Extract the lines that hold the string "strategies".

## begin THE INPUT

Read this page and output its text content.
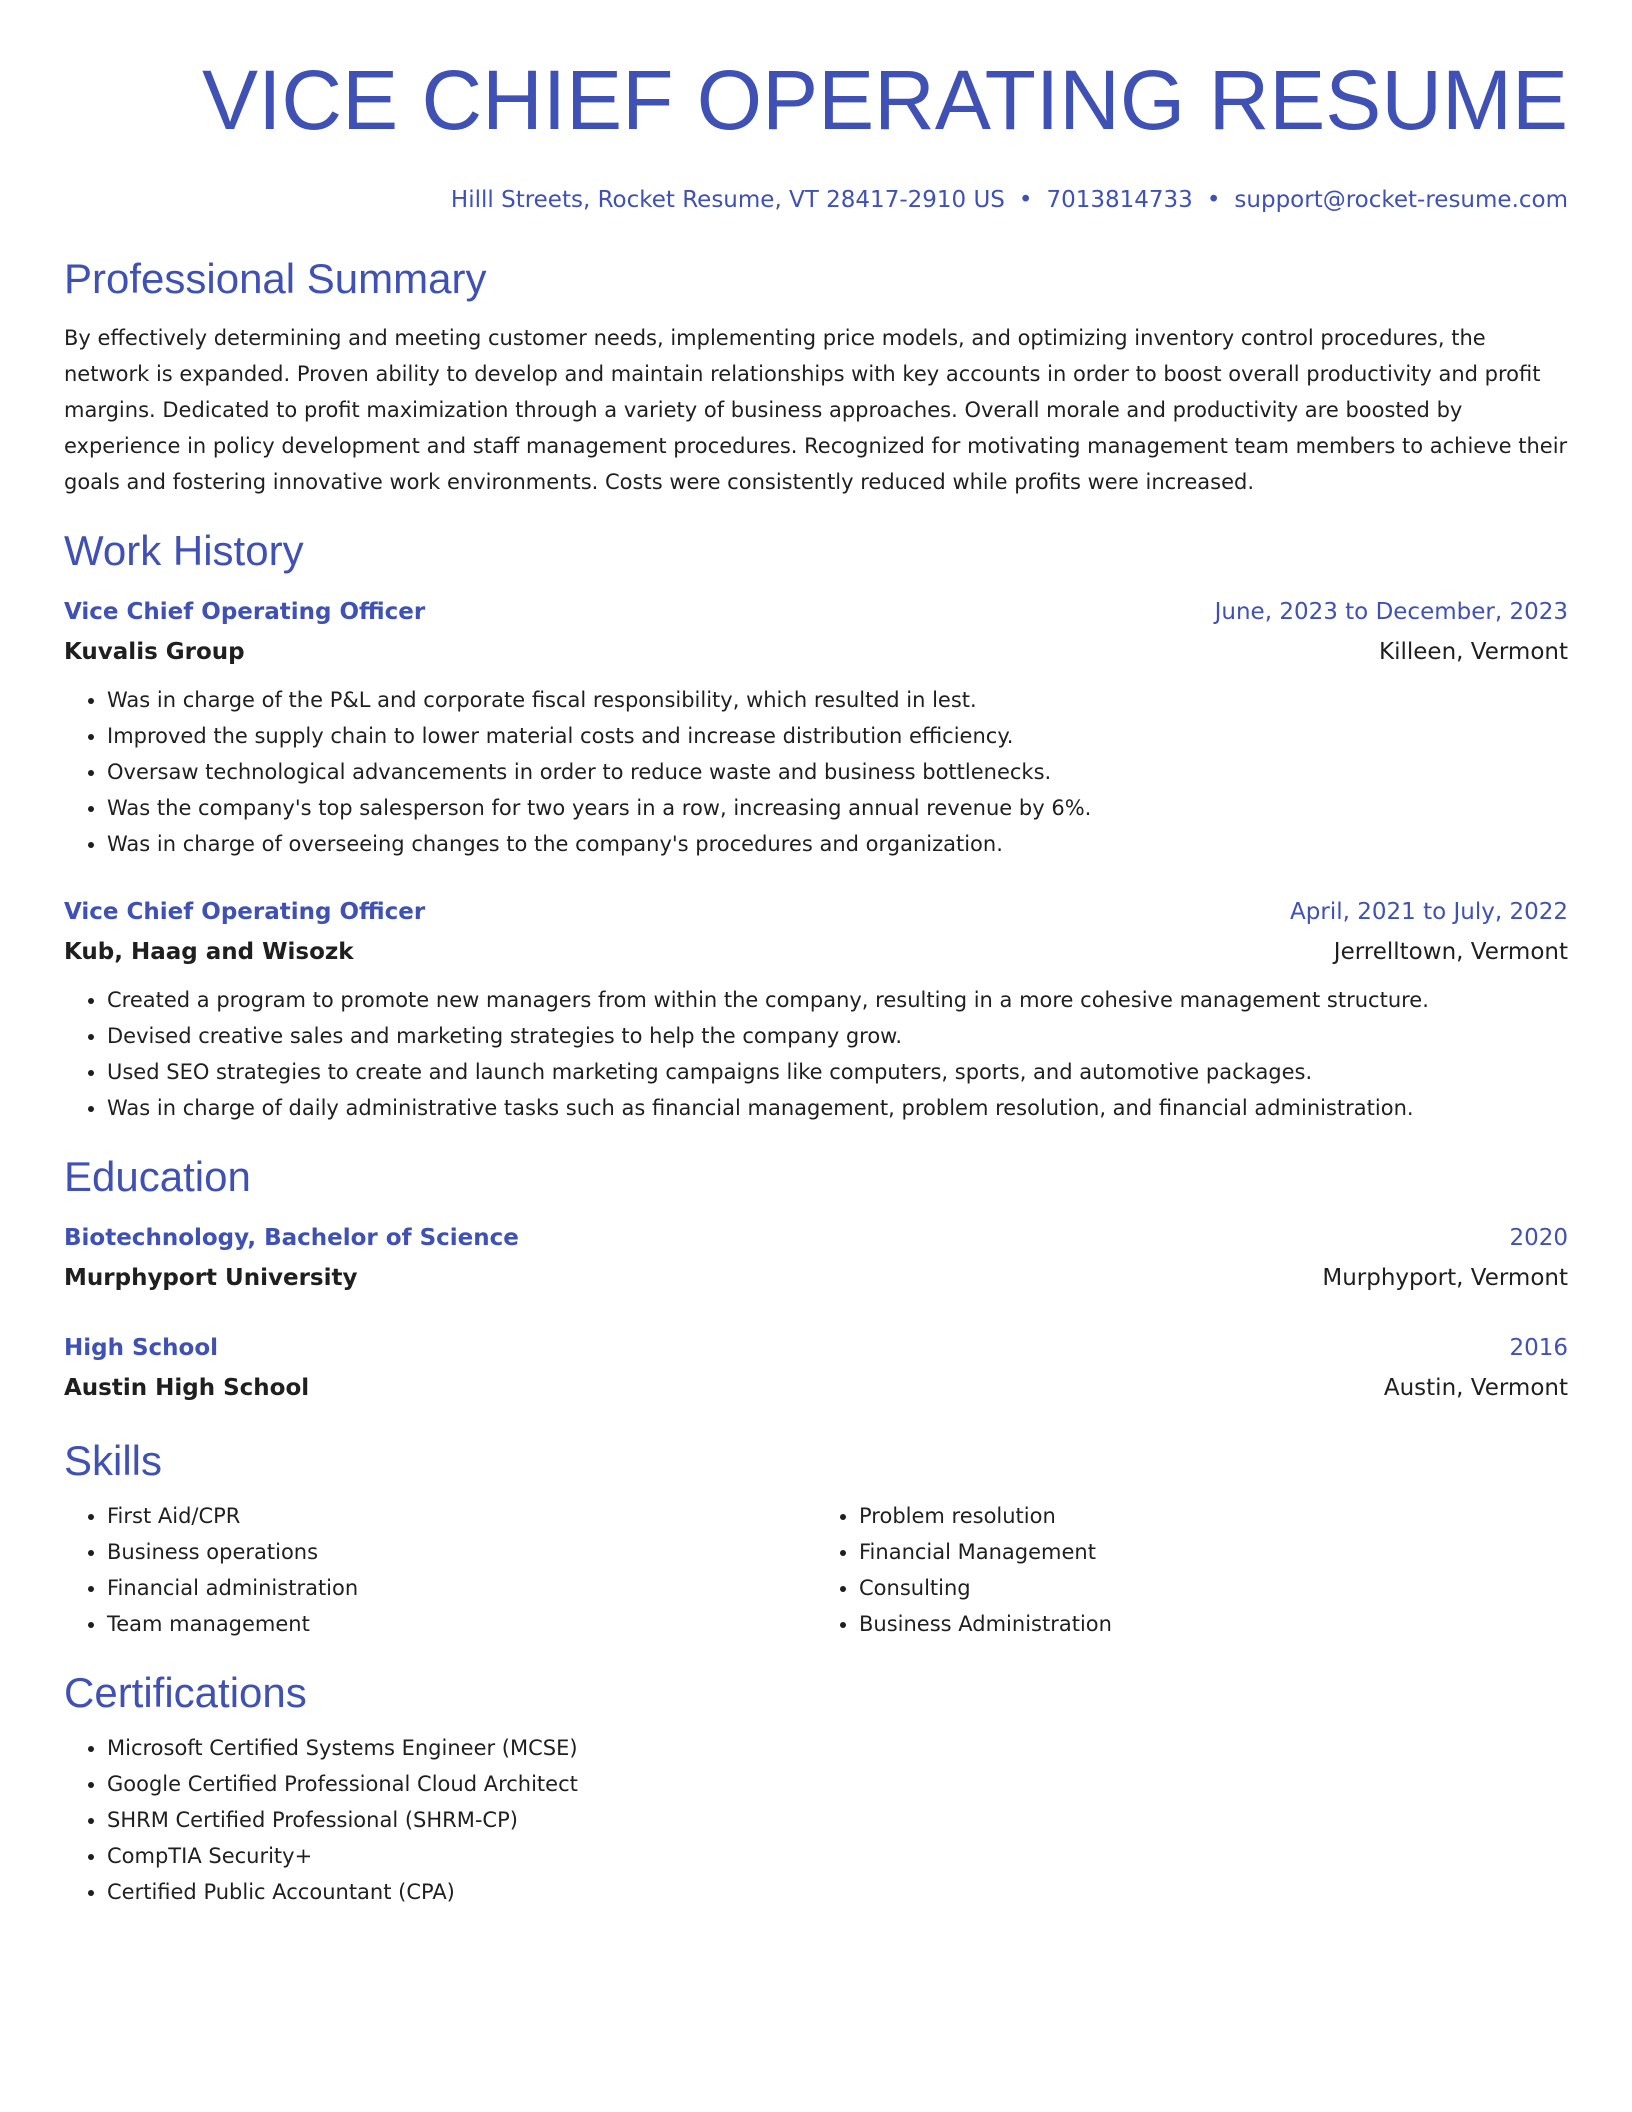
VICE CHIEF OPERATING RESUME
Hilll Streets, Rocket Resume, VT 28417-2910 US • 7013814733 • support@rocket-resume.com
Professional Summary
By effectively determining and meeting customer needs, implementing price models, and optimizing inventory control procedures, the network is expanded. Proven ability to develop and maintain relationships with key accounts in order to boost overall productivity and profit margins. Dedicated to profit maximization through a variety of business approaches. Overall morale and productivity are boosted by experience in policy development and staff management procedures. Recognized for motivating management team members to achieve their goals and fostering innovative work environments. Costs were consistently reduced while profits were increased.
Work History
Vice Chief Operating Officer	June, 2023 to December, 2023
Kuvalis Group	Killeen, Vermont
• Was in charge of the P&L and corporate fiscal responsibility, which resulted in lest.
• Improved the supply chain to lower material costs and increase distribution efficiency.
• Oversaw technological advancements in order to reduce waste and business bottlenecks.
• Was the company's top salesperson for two years in a row, increasing annual revenue by 6%.
• Was in charge of overseeing changes to the company's procedures and organization.
Vice Chief Operating Officer	April, 2021 to July, 2022
Kub, Haag and Wisozk	Jerrelltown, Vermont
• Created a program to promote new managers from within the company, resulting in a more cohesive management structure.
• Devised creative sales and marketing strategies to help the company grow.
• Used SEO strategies to create and launch marketing campaigns like computers, sports, and automotive packages.
• Was in charge of daily administrative tasks such as financial management, problem resolution, and financial administration.
Education
Biotechnology, Bachelor of Science	2020
Murphyport University	Murphyport, Vermont
High School	2016
Austin High School	Austin, Vermont
Skills
• First Aid/CPR
• Business operations
• Financial administration
• Team management
• Problem resolution
• Financial Management
• Consulting
• Business Administration
Certifications
• Microsoft Certified Systems Engineer (MCSE)
• Google Certified Professional Cloud Architect
• SHRM Certified Professional (SHRM-CP)
• CompTIA Security+
• Certified Public Accountant (CPA)
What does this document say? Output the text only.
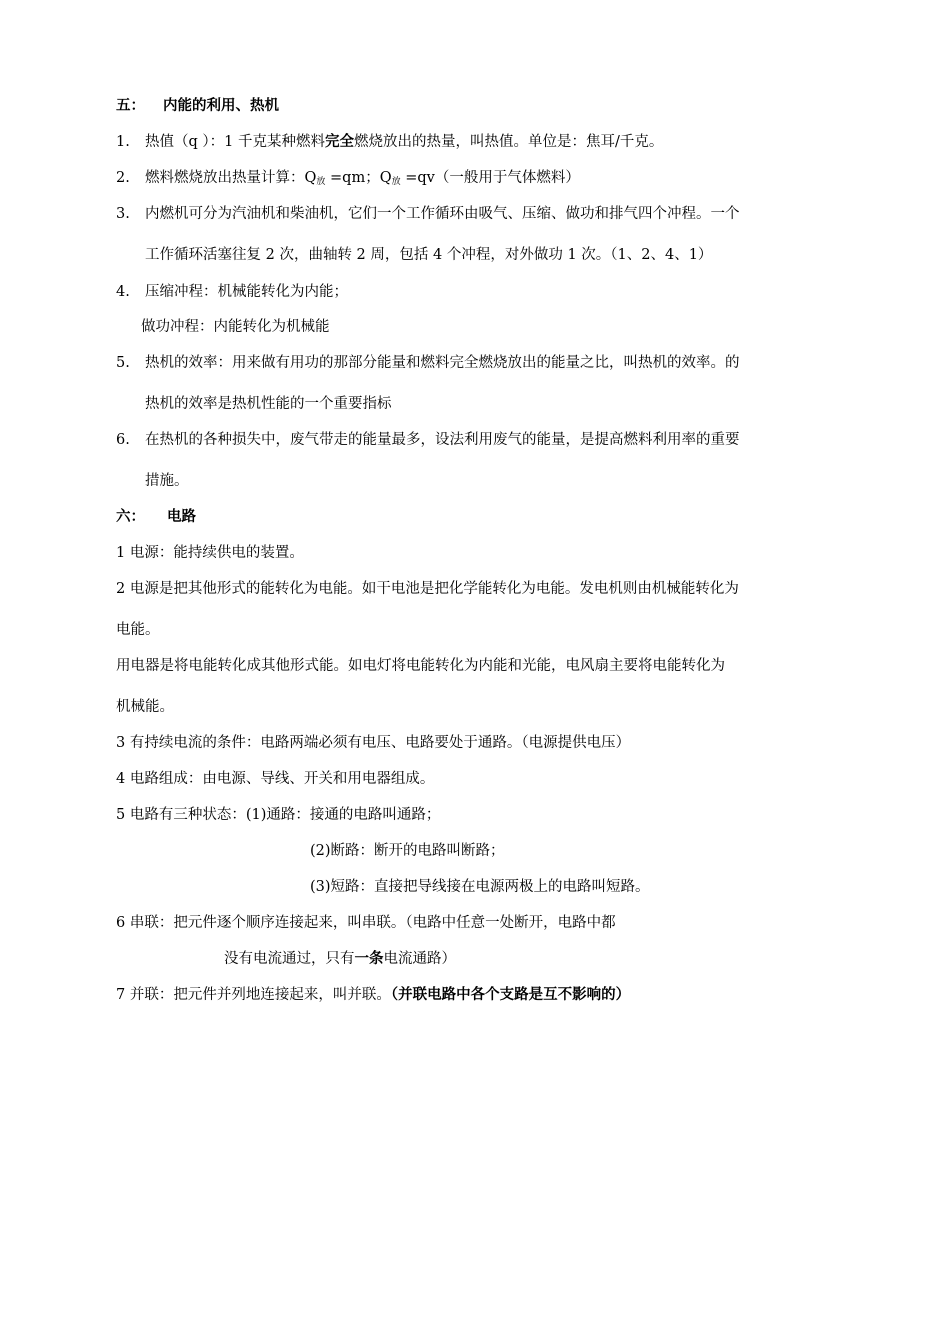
五： 内能的利用、热机
1. 热值（q ）：1 千克某种燃料完全燃烧放出的热量，叫热值。单位是：焦耳/千克。
2. 燃料燃烧放出热量计算：$Q_放 =qm$；$Q_放 =qv$（一般用于气体燃料）
3. 内燃机可分为汽油机和柴油机，它们一个工作循环由吸气、压缩、做功和排气四个冲程。一个
工作循环活塞往复 2 次，曲轴转 2 周，包括 4 个冲程，对外做功 1 次。（1、2、4、1）
4. 压缩冲程：机械能转化为内能；
做功冲程：内能转化为机械能
5. 热机的效率：用来做有用功的那部分能量和燃料完全燃烧放出的能量之比，叫热机的效率。的
热机的效率是热机性能的一个重要指标
6. 在热机的各种损失中，废气带走的能量最多，设法利用废气的能量，是提高燃料利用率的重要
措施。
六： 电路
1 电源：能持续供电的装置。
2 电源是把其他形式的能转化为电能。如干电池是把化学能转化为电能。发电机则由机械能转化为
电能。
用电器是将电能转化成其他形式能。如电灯将电能转化为内能和光能，电风扇主要将电能转化为
机械能。
3 有持续电流的条件：电路两端必须有电压、电路要处于通路。（电源提供电压）
4 电路组成：由电源、导线、开关和用电器组成。
5 电路有三种状态：(1)通路：接通的电路叫通路；
(2)断路：断开的电路叫断路；
(3)短路：直接把导线接在电源两极上的电路叫短路。
6 串联：把元件逐个顺序连接起来，叫串联。（电路中任意一处断开，电路中都
没有电流通过，只有一条电流通路）
7 并联：把元件并列地连接起来，叫并联。（并联电路中各个支路是互不影响的）
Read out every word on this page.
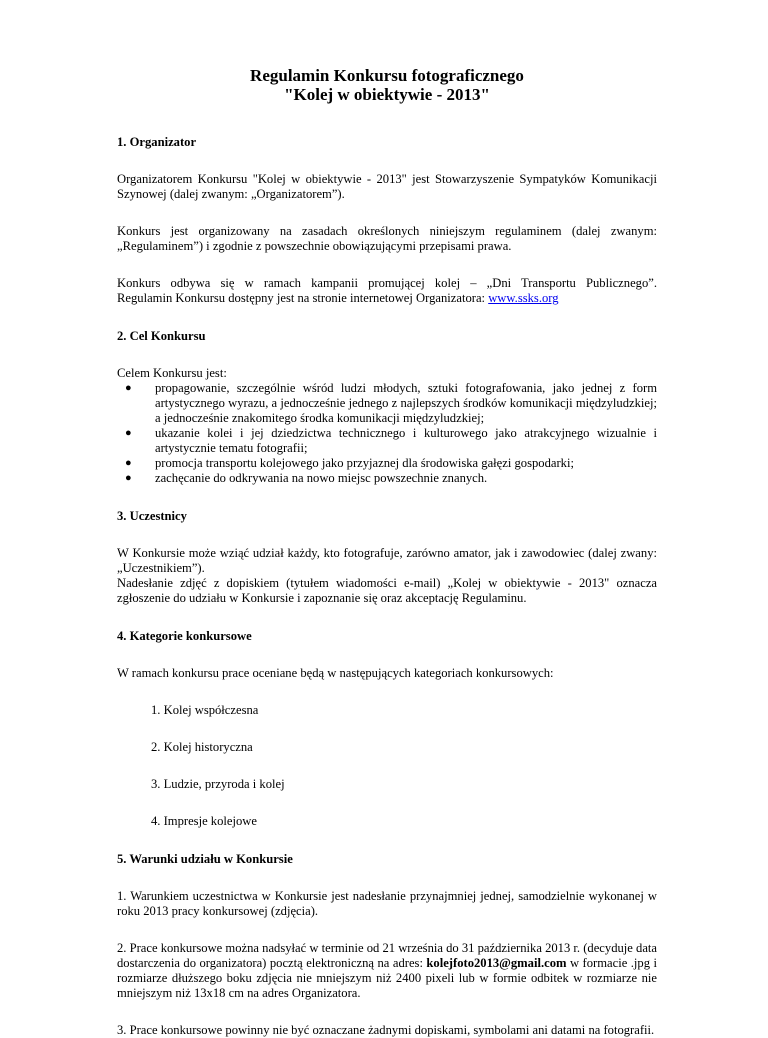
Regulamin Konkursu fotograficznego
"Kolej w obiektywie - 2013"
1. Organizator

Organizatorem Konkursu "Kolej w obiektywie - 2013" jest Stowarzyszenie Sympatyków Komunikacji Szynowej (dalej zwanym: „Organizatorem”).

Konkurs jest organizowany na zasadach określonych niniejszym regulaminem (dalej zwanym: „Regulaminem”) i zgodnie z powszechnie obowiązującymi przepisami prawa.

Konkurs odbywa się w ramach kampanii promującej kolej – „Dni Transportu Publicznego”.
Regulamin Konkursu dostępny jest na stronie internetowej Organizatora: www.ssks.org

2. Cel Konkursu

Celem Konkursu jest:

● propagowanie, szczególnie wśród ludzi młodych, sztuki fotografowania, jako jednej z form artystycznego wyrazu, a jednocześnie jednego z najlepszych środków komunikacji międzyludzkiej; a jednocześnie znakomitego środka komunikacji międzyludzkiej;
● ukazanie kolei i jej dziedzictwa technicznego i kulturowego jako atrakcyjnego wizualnie i artystycznie tematu fotografii;
● promocja transportu kolejowego jako przyjaznej dla środowiska gałęzi gospodarki;
● zachęcanie do odkrywania na nowo miejsc powszechnie znanych.
3. Uczestnicy

W Konkursie może wziąć udział każdy, kto fotografuje, zarówno amator, jak i zawodowiec (dalej zwany: „Uczestnikiem”).

Nadesłanie zdjęć z dopiskiem (tytułem wiadomości e-mail) „Kolej w obiektywie - 2013" oznacza zgłoszenie do udziału w Konkursie i zapoznanie się oraz akceptację Regulaminu.

4. Kategorie konkursowe

W ramach konkursu prace oceniane będą w następujących kategoriach konkursowych:

1. Kolej współczesna

2. Kolej historyczna

3. Ludzie, przyroda i kolej

4. Impresje kolejowe

5. Warunki udziału w Konkursie

1. Warunkiem uczestnictwa w Konkursie jest nadesłanie przynajmniej jednej, samodzielnie wykonanej w roku 2013 pracy konkursowej (zdjęcia).

2. Prace konkursowe można nadsyłać w terminie od 21 września do 31 października 2013 r. (decyduje data dostarczenia do organizatora) pocztą elektroniczną na adres: kolejfoto2013@gmail.com w formacie .jpg i rozmiarze dłuższego boku zdjęcia nie mniejszym niż 2400 pixeli lub w formie odbitek w rozmiarze nie mniejszym niż 13x18 cm na adres Organizatora.

3. Prace konkursowe powinny nie być oznaczane żadnymi dopiskami, symbolami ani datami na fotografii.
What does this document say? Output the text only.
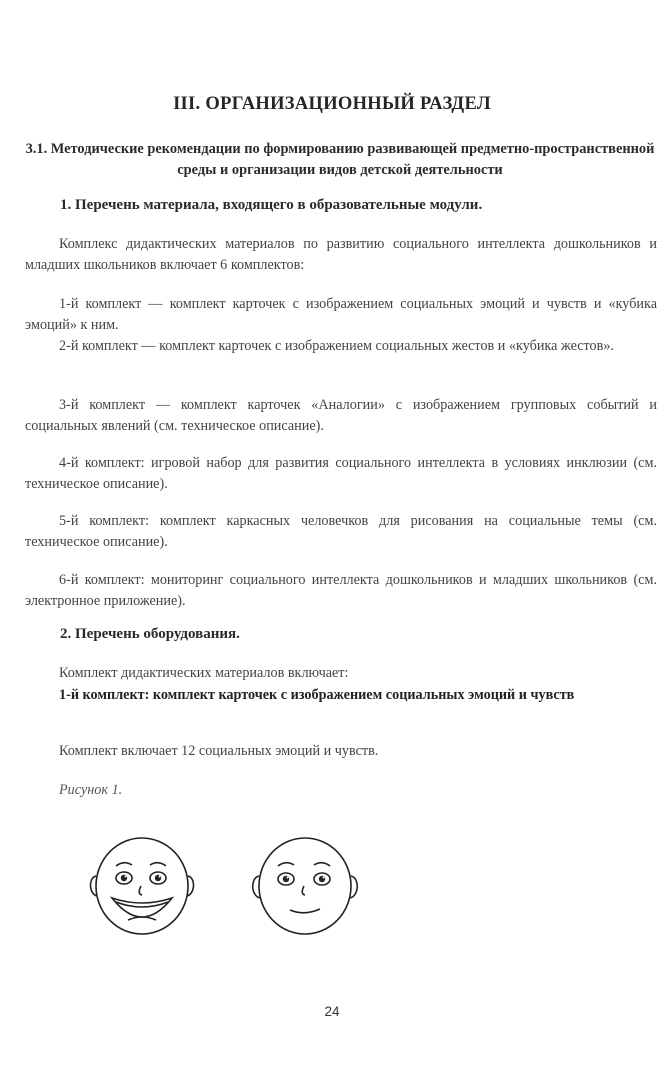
III. ОРГАНИЗАЦИОННЫЙ РАЗДЕЛ
3.1. Методические рекомендации по формированию развивающей предметно-пространственной среды и организации видов детской деятельности
1. Перечень материала, входящего в образовательные модули.
Комплекс дидактических материалов по развитию социального интеллекта дошкольников и младших школьников включает 6 комплектов:
1-й комплект — комплект карточек с изображением социальных эмоций и чувств и «кубика эмоций» к ним.
2-й комплект — комплект карточек с изображением социальных жестов и «кубика жестов».
3-й комплект — комплект карточек «Аналогии» с изображением групповых событий и социальных явлений (см. техническое описание).
4-й комплект: игровой набор для развития социального интеллекта в условиях инклюзии (см. техническое описание).
5-й комплект: комплект каркасных человечков для рисования на социальные темы (см. техническое описание).
6-й комплект: мониторинг социального интеллекта дошкольников и младших школьников (см. электронное приложение).
2. Перечень оборудования.
Комплект дидактических материалов включает:
1-й комплект: комплект карточек с изображением социальных эмоций и чувств
Комплект включает 12 социальных эмоций и чувств.
Рисунок 1.
24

## end THE INPUT

ANSWER TO THIS PROBLEM =
• Devised creative sales and marketing strategies to help the company grow.
• Used SEO strategies to create and launch marketing campaigns like computers, sports, and automotive packages.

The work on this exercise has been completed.